» Exercise instructions:
In full and exactly, please return the records, but keep out the pictures.

---+---

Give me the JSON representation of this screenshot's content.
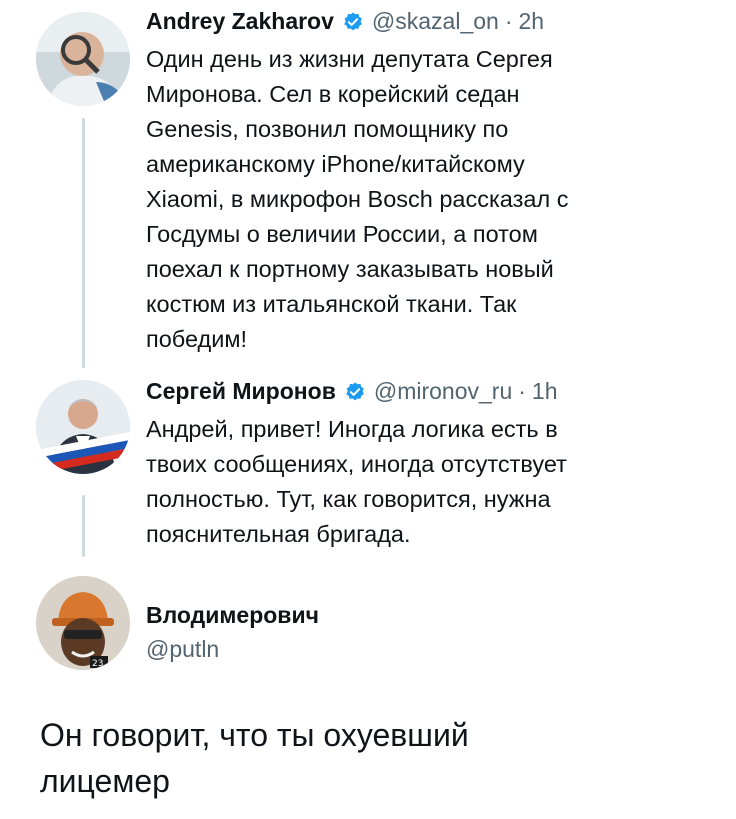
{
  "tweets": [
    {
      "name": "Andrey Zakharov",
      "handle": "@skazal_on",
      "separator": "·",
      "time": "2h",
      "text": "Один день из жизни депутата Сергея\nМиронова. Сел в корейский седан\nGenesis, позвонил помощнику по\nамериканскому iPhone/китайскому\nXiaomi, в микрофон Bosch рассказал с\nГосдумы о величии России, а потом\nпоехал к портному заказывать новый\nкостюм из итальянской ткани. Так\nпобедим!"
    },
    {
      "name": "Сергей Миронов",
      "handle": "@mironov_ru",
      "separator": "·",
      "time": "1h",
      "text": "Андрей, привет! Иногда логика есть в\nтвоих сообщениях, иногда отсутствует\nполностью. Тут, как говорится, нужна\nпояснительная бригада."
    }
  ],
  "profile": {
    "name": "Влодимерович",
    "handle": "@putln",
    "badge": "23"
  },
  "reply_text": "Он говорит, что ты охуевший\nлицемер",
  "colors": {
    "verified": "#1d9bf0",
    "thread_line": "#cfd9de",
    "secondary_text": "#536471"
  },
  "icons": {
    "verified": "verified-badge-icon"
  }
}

---+---

» Task response:
Give me the JSON representation of this screenshot's content.
{
  "tweets": [
    {
      "name": "Andrey Zakharov",
      "handle": "@skazal_on",
      "separator": "·",
      "time": "2h",
      "text": "Один день из жизни депутата Сергея\nМиронова. Сел в корейский седан\nGenesis, позвонил помощнику по\nамериканскому iPhone/китайскому\nXiaomi, в микрофон Bosch рассказал с\nГосдумы о величии России, а потом\nпоехал к портному заказывать новый\nкостюм из итальянской ткани. Так\nпобедим!"
    },
    {
      "name": "Сергей Миронов",
      "handle": "@mironov_ru",
      "separator": "·",
      "time": "1h",
      "text": "Андрей, привет! Иногда логика есть в\nтвоих сообщениях, иногда отсутствует\nполностью. Тут, как говорится, нужна\nпояснительная бригада."
    }
  ],
  "profile": {
    "name": "Влодимерович",
    "handle": "@putln",
    "badge": "23"
  },
  "reply_text": "Он говорит, что ты охуевший\nлицемер",
  "colors": {
    "verified": "#1d9bf0",
    "thread_line": "#cfd9de",
    "secondary_text": "#536471"
  },
  "icons": {
    "verified": "verified-badge-icon"
  }
}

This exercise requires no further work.